-- Begin INPUT --
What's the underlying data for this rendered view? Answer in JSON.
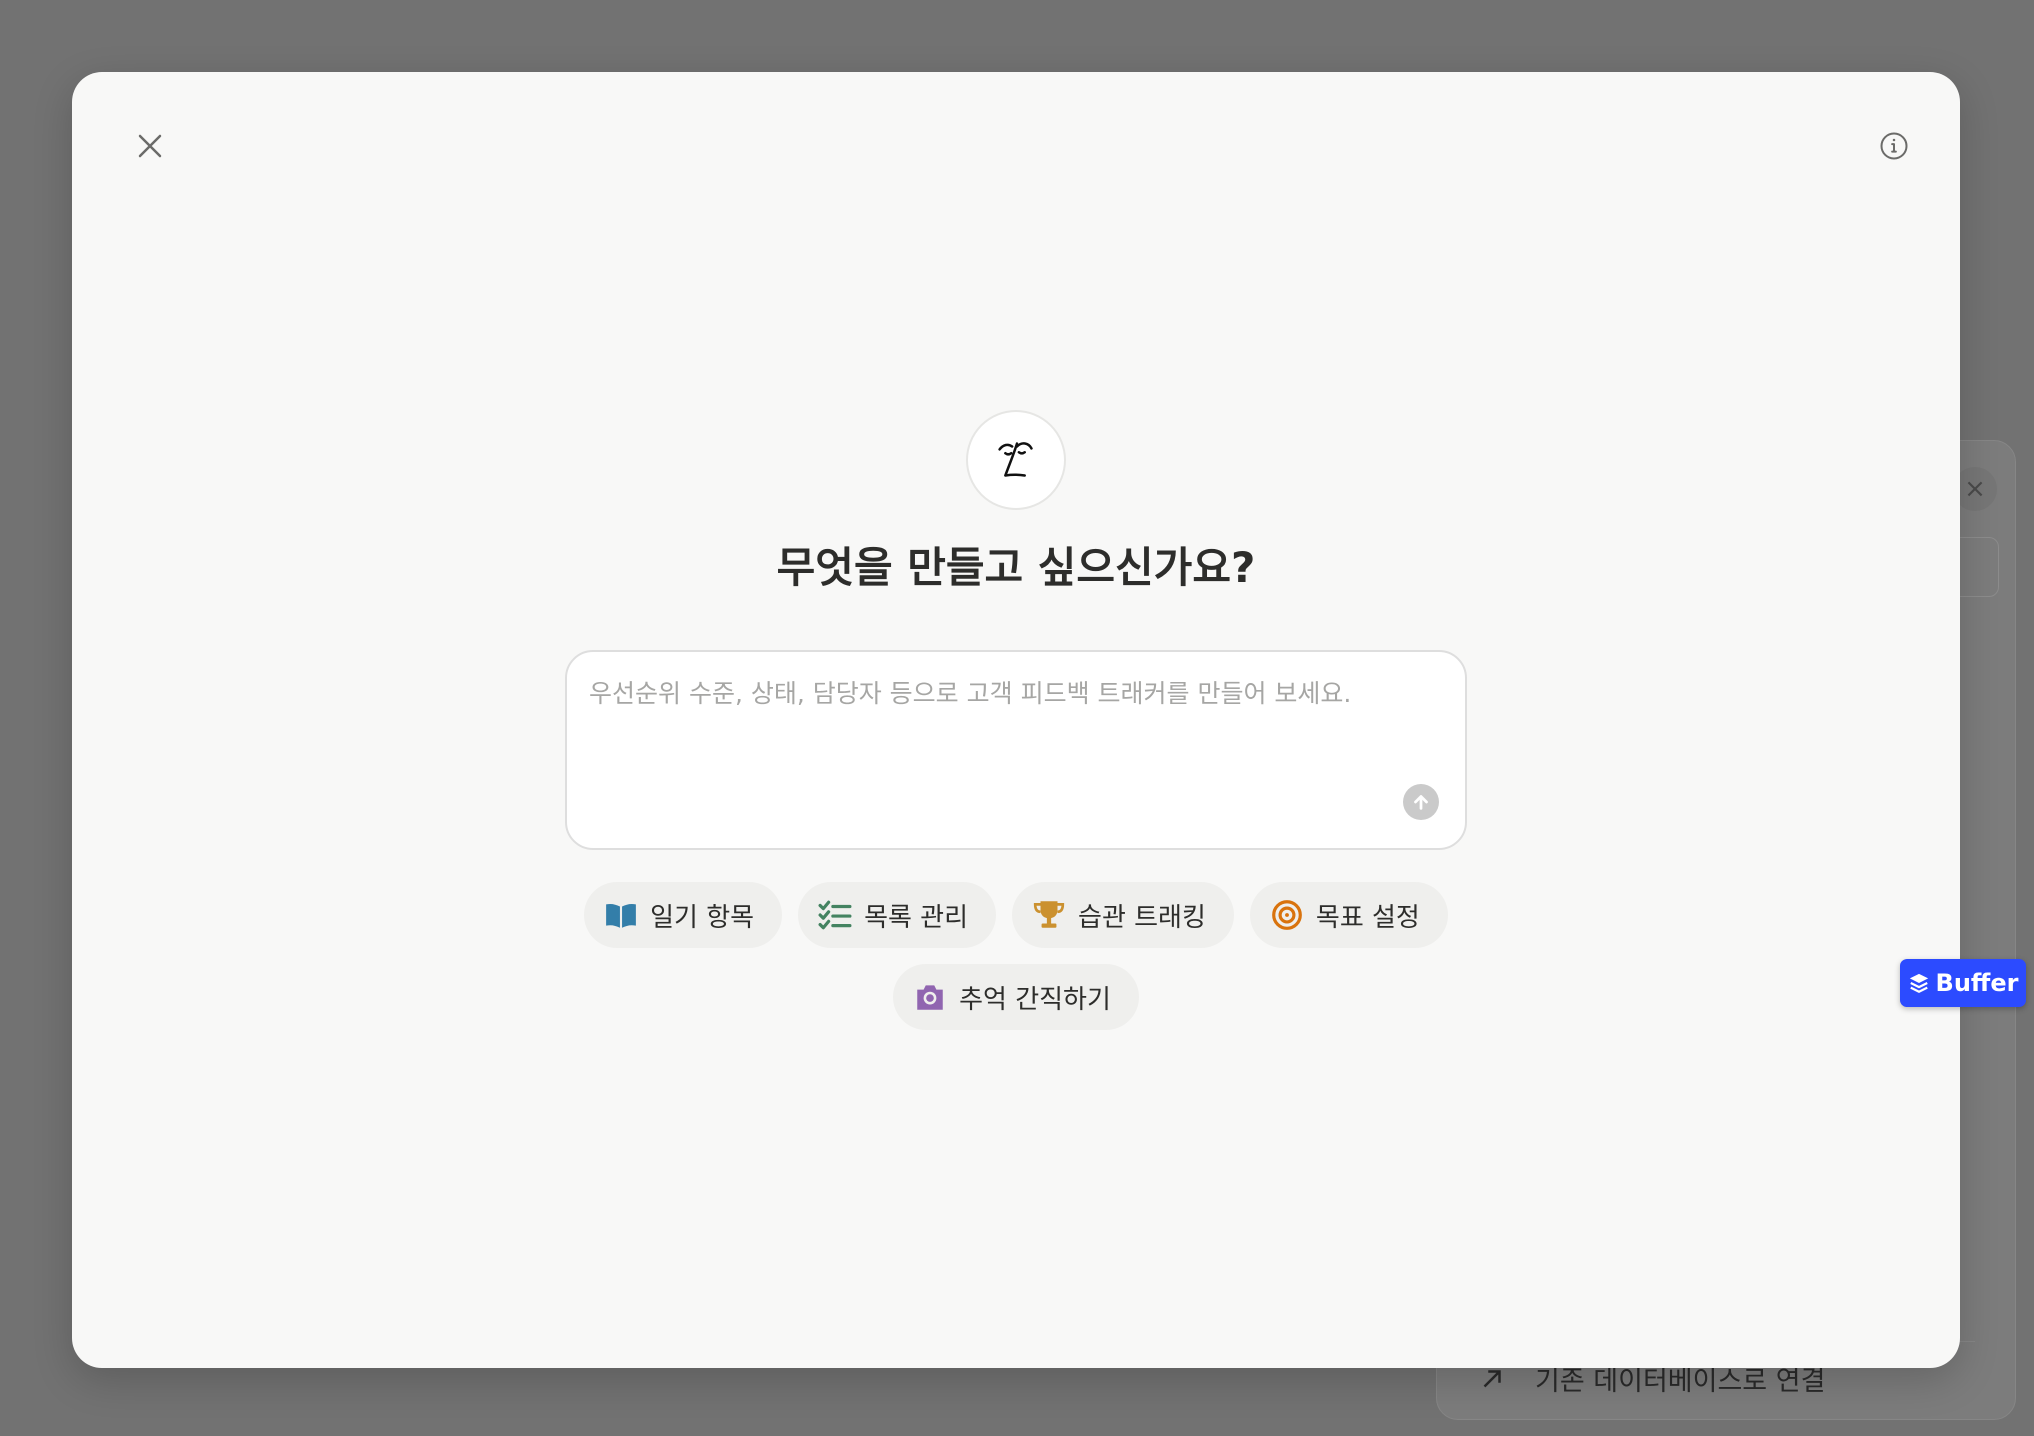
{
  "background": {
    "link_label": "기존 데이터베이스로 연결",
    "close_glyph": "×"
  },
  "modal": {
    "title": "무엇을 만들고 싶으신가요?",
    "prompt": {
      "placeholder": "우선순위 수준, 상태, 담당자 등으로 고객 피드백 트래커를 만들어 보세요.",
      "value": ""
    },
    "chips": [
      {
        "label": "일기 항목",
        "icon": "book-icon",
        "color": "#337ea9"
      },
      {
        "label": "목록 관리",
        "icon": "checklist-icon",
        "color": "#448361"
      },
      {
        "label": "습관 트래킹",
        "icon": "trophy-icon",
        "color": "#cb912f"
      },
      {
        "label": "목표 설정",
        "icon": "target-icon",
        "color": "#d9730d"
      },
      {
        "label": "추억 간직하기",
        "icon": "camera-icon",
        "color": "#9065b0"
      }
    ]
  },
  "extension": {
    "label": "Buffer",
    "color": "#2c4bff"
  }
}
-- End INPUT --
▶ BRIEF:
All records above are to be printed exactly, minus the pictures they contain.

▶ CORRECT ANSWER:
What's the underlying data for this rendered view? Answer in JSON.
{
  "background": {
    "link_label": "기존 데이터베이스로 연결",
    "close_glyph": "×"
  },
  "modal": {
    "title": "무엇을 만들고 싶으신가요?",
    "prompt": {
      "placeholder": "우선순위 수준, 상태, 담당자 등으로 고객 피드백 트래커를 만들어 보세요.",
      "value": ""
    },
    "chips": [
      {
        "label": "일기 항목",
        "icon": "book-icon",
        "color": "#337ea9"
      },
      {
        "label": "목록 관리",
        "icon": "checklist-icon",
        "color": "#448361"
      },
      {
        "label": "습관 트래킹",
        "icon": "trophy-icon",
        "color": "#cb912f"
      },
      {
        "label": "목표 설정",
        "icon": "target-icon",
        "color": "#d9730d"
      },
      {
        "label": "추억 간직하기",
        "icon": "camera-icon",
        "color": "#9065b0"
      }
    ]
  },
  "extension": {
    "label": "Buffer",
    "color": "#2c4bff"
  }
}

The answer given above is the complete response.